## SET PROBLEM
Copy out the final stretch of the listing: the line that contains "Convert this screenshot" and all lines after it, exactly as they appear.

[Data records]
···

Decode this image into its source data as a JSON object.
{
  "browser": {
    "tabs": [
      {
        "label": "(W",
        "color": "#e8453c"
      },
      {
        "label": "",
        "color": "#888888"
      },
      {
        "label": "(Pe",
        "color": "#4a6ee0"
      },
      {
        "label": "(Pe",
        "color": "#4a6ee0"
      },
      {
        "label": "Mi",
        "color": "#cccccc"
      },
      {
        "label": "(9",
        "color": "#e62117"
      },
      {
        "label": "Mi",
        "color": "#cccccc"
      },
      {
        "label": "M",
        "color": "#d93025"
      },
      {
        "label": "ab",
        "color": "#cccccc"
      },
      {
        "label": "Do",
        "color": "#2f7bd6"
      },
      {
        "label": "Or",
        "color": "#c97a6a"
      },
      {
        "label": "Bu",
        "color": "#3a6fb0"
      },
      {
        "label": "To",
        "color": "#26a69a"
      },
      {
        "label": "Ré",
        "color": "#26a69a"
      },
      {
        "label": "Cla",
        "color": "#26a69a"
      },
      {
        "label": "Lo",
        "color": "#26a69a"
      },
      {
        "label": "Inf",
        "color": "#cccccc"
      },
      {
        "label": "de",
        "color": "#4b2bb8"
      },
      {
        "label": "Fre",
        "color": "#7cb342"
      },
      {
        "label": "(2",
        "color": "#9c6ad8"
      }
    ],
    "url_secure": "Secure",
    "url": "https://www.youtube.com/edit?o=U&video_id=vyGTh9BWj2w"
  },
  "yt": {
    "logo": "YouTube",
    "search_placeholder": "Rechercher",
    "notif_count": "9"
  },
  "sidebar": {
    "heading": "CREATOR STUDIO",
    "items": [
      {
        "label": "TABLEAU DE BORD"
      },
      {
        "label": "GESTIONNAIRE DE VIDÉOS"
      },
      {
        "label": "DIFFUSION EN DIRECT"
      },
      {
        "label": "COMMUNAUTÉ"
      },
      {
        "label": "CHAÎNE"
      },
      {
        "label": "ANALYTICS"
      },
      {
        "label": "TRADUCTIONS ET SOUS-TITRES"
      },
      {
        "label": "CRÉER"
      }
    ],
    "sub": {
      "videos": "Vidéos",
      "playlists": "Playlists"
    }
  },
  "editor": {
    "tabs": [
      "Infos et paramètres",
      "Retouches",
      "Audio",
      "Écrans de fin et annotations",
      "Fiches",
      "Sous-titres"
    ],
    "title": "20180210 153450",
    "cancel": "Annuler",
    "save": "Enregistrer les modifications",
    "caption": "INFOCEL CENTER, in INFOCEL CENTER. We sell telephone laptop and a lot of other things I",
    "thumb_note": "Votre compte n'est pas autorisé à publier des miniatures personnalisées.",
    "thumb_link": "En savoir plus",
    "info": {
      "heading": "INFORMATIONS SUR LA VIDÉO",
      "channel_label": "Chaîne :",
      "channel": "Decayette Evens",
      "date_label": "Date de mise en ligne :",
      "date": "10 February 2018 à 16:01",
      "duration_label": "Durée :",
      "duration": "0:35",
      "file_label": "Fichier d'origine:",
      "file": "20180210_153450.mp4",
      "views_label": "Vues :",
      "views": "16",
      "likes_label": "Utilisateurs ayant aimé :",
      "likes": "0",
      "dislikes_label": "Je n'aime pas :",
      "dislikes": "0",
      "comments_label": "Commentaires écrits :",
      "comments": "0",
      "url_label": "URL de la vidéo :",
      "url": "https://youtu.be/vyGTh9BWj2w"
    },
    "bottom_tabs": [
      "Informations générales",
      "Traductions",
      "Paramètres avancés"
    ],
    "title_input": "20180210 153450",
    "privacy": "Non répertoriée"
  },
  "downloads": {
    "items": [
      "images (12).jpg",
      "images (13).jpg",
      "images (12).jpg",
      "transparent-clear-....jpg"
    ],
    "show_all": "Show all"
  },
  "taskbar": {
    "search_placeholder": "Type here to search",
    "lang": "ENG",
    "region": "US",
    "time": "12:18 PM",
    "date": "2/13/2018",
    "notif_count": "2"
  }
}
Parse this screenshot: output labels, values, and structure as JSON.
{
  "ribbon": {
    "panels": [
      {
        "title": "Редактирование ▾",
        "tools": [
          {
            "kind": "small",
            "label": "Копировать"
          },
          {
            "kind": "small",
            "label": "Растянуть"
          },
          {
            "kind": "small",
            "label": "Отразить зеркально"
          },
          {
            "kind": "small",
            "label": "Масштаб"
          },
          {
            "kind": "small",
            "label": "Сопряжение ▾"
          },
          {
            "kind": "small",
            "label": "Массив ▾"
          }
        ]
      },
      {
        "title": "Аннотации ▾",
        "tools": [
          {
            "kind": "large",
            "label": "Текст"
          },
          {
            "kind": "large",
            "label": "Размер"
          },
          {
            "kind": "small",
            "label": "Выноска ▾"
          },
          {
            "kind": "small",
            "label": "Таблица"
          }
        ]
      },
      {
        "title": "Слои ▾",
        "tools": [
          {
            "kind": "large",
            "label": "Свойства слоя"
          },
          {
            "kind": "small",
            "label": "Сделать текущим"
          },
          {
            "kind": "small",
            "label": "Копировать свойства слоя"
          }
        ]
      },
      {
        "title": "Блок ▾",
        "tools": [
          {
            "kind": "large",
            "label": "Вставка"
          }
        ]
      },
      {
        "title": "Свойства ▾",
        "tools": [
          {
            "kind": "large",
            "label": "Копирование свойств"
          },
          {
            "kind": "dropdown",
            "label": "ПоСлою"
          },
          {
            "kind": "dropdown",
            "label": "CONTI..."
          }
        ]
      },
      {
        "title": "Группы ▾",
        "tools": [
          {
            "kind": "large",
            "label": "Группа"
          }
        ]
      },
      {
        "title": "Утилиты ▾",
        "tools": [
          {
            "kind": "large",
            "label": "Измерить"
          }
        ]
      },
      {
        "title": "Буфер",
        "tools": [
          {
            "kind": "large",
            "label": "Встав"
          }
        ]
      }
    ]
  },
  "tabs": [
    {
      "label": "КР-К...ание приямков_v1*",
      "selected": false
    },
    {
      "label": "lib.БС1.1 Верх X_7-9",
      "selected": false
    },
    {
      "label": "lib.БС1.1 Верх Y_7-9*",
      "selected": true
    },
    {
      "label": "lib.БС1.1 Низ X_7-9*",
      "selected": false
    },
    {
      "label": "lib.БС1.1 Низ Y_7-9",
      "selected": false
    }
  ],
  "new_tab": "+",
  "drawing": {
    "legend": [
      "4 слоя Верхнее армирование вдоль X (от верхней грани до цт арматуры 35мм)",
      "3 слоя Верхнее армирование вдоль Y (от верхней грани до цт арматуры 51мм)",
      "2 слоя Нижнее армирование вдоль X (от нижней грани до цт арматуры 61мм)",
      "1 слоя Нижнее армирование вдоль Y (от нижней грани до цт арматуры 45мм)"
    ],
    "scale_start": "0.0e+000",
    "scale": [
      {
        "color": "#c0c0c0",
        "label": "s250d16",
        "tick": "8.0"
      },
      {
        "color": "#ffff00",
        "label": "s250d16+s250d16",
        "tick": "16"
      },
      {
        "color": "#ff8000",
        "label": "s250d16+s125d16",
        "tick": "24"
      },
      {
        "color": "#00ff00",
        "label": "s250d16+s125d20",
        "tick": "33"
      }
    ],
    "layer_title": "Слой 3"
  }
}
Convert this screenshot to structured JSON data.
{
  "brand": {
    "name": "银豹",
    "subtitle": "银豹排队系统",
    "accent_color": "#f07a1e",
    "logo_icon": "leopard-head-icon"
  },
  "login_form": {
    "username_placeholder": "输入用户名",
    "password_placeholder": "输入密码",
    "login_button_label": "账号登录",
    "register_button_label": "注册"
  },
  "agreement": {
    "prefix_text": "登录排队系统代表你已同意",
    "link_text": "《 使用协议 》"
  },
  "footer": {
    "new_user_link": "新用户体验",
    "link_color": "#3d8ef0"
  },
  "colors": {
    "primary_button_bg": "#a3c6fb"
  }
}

···

## EXERCISE OUTPUT
Convert this screenshot to structured JSON data.
{
  "brand": {
    "name": "银豹",
    "subtitle": "银豹排队系统",
    "accent_color": "#f07a1e",
    "logo_icon": "leopard-head-icon"
  },
  "login_form": {
    "username_placeholder": "输入用户名",
    "password_placeholder": "输入密码",
    "login_button_label": "账号登录",
    "register_button_label": "注册"
  },
  "agreement": {
    "prefix_text": "登录排队系统代表你已同意",
    "link_text": "《 使用协议 》"
  },
  "footer": {
    "new_user_link": "新用户体验",
    "link_color": "#3d8ef0"
  },
  "colors": {
    "primary_button_bg": "#a3c6fb"
  }
}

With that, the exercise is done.